Collected data entries
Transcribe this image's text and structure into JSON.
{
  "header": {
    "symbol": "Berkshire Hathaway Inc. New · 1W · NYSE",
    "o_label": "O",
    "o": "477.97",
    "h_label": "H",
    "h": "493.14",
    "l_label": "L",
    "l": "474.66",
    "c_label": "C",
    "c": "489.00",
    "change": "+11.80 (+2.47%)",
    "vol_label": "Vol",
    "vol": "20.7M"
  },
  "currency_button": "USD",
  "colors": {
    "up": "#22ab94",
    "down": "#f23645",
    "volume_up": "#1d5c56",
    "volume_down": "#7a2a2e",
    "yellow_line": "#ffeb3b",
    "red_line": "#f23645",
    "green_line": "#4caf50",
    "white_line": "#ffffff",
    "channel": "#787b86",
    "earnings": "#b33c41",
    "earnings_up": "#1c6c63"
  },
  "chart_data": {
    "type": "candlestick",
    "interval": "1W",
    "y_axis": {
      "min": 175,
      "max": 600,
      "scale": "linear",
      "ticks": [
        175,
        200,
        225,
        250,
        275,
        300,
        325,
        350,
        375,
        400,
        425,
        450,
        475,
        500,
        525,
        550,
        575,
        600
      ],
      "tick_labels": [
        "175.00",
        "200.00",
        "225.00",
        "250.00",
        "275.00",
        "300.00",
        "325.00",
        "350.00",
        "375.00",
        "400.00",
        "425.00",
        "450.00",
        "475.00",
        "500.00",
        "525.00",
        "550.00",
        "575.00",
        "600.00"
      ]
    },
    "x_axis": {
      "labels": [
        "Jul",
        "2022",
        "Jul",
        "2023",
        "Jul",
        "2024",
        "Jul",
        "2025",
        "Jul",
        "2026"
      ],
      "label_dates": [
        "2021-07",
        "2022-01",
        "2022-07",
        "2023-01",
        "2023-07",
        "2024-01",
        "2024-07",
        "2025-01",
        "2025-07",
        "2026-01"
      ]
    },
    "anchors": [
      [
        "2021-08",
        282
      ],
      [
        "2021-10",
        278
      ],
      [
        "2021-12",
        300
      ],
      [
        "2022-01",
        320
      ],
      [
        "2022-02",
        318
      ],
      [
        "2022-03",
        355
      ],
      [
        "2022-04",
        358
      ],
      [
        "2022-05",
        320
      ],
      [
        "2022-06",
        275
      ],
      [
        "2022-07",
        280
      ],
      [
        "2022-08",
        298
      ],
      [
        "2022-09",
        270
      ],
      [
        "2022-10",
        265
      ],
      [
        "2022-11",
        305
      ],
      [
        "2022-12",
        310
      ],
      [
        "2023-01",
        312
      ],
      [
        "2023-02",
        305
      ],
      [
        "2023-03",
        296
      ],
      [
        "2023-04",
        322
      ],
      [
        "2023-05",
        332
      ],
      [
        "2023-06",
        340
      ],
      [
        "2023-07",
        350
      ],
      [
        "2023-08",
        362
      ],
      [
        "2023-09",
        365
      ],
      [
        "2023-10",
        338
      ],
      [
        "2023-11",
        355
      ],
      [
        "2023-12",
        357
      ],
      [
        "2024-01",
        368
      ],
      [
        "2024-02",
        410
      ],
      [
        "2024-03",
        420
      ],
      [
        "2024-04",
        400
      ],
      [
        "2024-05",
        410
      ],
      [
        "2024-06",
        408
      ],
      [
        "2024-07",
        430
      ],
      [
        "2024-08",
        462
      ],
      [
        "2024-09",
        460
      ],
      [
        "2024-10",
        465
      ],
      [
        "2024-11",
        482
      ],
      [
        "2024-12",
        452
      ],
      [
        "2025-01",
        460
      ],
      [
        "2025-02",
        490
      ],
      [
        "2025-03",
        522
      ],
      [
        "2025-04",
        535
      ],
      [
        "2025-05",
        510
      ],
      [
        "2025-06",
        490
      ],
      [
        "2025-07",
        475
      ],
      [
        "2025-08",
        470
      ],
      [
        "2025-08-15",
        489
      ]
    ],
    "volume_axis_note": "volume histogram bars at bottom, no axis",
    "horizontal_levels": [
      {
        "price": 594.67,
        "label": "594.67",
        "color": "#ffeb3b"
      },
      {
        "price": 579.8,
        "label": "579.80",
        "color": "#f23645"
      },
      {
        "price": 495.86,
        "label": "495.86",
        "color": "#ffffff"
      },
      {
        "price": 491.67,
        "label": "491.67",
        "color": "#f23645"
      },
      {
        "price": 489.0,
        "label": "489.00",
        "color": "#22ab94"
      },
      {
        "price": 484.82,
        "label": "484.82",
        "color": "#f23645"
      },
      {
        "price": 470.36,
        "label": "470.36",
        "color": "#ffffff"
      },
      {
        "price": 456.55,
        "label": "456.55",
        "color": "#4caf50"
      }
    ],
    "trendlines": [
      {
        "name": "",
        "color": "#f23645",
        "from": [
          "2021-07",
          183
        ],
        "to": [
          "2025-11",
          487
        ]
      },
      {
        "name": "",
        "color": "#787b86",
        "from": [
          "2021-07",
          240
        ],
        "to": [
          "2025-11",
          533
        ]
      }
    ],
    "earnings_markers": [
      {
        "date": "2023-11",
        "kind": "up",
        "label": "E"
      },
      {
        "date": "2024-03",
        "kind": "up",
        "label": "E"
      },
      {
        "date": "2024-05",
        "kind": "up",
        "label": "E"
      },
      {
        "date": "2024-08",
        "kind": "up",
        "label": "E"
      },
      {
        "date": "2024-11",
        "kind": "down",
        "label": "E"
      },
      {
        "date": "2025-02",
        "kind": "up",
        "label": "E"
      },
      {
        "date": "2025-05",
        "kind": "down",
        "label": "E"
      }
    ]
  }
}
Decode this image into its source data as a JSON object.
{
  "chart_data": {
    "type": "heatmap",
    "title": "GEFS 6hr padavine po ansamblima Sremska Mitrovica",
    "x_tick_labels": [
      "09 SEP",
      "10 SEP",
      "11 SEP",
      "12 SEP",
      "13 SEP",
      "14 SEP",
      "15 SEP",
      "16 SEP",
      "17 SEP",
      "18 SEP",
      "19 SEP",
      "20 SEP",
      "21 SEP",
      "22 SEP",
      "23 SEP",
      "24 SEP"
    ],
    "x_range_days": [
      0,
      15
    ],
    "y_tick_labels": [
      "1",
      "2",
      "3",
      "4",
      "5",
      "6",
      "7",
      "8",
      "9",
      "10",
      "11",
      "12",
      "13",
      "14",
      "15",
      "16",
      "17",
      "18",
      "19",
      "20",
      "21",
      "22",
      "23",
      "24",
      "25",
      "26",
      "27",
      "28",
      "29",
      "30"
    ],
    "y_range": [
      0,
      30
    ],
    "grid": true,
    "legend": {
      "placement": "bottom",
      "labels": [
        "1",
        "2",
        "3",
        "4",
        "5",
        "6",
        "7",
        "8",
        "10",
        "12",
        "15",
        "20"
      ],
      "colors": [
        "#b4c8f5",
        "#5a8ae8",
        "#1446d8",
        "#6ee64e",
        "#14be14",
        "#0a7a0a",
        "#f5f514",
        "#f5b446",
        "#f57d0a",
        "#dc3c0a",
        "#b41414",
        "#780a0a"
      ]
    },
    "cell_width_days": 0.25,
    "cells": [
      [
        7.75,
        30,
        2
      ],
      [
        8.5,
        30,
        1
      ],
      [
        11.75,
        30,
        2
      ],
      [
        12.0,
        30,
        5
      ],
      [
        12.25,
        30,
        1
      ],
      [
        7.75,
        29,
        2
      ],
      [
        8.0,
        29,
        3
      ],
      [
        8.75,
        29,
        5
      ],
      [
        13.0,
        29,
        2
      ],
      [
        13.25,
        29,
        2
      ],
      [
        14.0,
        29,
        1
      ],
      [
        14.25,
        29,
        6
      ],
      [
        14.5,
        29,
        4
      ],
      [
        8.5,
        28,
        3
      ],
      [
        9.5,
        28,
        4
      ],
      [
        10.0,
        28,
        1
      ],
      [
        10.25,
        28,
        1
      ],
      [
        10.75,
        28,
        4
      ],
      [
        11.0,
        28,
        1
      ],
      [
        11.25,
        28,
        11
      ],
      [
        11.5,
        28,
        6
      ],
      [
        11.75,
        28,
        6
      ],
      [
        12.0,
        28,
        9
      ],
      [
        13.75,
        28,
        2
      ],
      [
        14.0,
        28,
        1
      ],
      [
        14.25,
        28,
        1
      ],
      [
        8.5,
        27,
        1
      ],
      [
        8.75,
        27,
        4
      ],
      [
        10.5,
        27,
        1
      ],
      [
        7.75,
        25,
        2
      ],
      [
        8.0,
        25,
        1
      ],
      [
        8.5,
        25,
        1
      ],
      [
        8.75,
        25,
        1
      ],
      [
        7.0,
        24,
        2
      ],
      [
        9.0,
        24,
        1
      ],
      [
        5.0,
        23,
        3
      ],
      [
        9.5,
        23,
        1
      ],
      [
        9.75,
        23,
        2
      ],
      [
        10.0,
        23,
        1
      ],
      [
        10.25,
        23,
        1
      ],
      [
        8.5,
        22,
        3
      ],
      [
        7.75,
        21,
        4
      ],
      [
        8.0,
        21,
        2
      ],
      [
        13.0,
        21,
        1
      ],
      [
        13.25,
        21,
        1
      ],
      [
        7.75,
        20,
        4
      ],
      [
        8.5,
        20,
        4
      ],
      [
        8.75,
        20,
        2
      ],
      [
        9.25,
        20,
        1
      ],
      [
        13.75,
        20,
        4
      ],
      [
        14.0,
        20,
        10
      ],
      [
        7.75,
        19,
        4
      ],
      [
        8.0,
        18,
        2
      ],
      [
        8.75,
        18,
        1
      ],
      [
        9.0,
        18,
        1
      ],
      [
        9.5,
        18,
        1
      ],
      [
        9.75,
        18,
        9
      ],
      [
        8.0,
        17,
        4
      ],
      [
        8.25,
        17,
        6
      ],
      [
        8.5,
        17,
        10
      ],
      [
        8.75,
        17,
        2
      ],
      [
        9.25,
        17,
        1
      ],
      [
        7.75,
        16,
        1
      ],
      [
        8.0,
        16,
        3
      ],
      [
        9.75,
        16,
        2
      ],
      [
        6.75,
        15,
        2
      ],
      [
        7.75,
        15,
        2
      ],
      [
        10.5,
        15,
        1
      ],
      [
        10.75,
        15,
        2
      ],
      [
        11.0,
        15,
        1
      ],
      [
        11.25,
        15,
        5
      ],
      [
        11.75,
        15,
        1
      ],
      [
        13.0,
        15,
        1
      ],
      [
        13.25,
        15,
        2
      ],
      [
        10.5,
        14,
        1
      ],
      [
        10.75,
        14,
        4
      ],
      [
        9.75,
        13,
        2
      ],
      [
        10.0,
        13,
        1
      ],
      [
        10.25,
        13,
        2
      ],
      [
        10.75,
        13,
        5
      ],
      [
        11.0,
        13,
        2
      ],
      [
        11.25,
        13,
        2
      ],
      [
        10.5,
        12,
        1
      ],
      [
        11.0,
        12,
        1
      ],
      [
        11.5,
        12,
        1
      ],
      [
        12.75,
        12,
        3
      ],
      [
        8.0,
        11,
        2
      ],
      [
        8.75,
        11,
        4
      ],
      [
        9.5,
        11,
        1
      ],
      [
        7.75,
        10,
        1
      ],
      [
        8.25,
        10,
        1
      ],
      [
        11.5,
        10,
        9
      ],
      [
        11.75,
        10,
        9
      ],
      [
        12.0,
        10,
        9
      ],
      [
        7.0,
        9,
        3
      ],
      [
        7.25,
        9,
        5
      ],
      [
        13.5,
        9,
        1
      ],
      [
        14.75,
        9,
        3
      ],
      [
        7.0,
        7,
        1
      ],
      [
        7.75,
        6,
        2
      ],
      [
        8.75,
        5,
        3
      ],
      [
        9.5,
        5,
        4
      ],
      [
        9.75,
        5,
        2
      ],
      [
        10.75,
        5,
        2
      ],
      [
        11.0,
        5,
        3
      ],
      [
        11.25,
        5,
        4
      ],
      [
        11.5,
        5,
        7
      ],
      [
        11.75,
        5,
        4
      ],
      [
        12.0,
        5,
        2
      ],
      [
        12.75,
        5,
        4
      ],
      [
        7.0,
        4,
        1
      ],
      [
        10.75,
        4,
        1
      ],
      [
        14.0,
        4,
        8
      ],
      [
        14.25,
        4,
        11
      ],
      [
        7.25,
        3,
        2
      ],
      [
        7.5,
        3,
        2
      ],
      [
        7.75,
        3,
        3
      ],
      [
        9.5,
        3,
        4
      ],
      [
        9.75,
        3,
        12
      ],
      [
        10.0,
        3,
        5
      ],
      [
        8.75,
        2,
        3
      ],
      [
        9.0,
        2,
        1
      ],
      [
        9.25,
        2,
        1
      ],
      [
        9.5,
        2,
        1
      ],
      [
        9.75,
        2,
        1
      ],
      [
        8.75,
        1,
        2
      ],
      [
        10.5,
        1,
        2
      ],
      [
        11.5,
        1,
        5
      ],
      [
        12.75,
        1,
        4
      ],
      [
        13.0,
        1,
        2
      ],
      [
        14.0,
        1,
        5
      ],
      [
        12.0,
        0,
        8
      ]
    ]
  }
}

Stated goal —
Identify the lines in the entries above that contain "bottom", then copy them out.

Answer —
    "volume_axis_note": "volume histogram bars at bottom, no axis",
      "placement": "bottom",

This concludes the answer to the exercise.